:: TO DO ::
From the entries below, gather every line containing the string "governo".

#### DATA ####

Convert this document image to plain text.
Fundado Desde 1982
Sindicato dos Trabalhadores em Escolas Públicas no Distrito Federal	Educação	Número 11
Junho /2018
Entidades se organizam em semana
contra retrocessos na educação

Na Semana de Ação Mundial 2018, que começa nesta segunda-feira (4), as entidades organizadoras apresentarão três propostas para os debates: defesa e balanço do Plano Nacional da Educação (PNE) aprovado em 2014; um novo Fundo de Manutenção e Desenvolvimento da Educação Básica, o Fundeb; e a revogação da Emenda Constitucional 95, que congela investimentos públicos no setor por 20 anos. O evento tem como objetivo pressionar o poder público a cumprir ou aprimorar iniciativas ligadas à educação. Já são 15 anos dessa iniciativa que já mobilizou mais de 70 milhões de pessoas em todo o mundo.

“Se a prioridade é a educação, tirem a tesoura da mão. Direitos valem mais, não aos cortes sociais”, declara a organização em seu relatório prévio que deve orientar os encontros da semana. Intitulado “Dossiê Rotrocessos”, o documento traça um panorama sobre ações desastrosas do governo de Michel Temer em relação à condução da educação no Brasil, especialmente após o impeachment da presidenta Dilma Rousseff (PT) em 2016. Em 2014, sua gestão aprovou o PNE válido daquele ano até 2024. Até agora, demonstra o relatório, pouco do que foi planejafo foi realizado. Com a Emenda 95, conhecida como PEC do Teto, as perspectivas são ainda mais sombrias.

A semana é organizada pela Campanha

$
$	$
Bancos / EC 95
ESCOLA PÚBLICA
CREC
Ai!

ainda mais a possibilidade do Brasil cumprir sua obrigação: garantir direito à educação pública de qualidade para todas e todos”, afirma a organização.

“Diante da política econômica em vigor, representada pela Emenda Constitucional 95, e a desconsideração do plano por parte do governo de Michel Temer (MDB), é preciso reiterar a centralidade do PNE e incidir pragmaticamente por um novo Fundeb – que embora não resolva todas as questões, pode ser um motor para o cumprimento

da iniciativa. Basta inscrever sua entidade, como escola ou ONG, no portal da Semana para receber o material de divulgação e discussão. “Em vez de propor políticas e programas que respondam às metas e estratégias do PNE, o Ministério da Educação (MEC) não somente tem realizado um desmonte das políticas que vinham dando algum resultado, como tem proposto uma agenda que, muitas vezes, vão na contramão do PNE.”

####

:: FINAL ANSWER ::
“Se a prioridade é a educação, tirem a tesoura da mão. Direitos valem mais, não aos cortes sociais”, declara a organização em seu relatório prévio que deve orientar os encontros da semana. Intitulado “Dossiê Rotrocessos”, o documento traça um panorama sobre ações desastrosas do governo de Michel Temer em relação à condução da educação no Brasil, especialmente após o impeachment da presidenta Dilma Rousseff (PT) em 2016. Em 2014, sua gestão aprovou o PNE válido daquele ano até 2024. Até agora, demonstra o relatório, pouco do que foi planejafo foi realizado. Com a Emenda 95, conhecida como PEC do Teto, as perspectivas são ainda mais sombrias.
“Diante da política econômica em vigor, representada pela Emenda Constitucional 95, e a desconsideração do plano por parte do governo de Michel Temer (MDB), é preciso reiterar a centralidade do PNE e incidir pragmaticamente por um novo Fundeb – que embora não resolva todas as questões, pode ser um motor para o cumprimento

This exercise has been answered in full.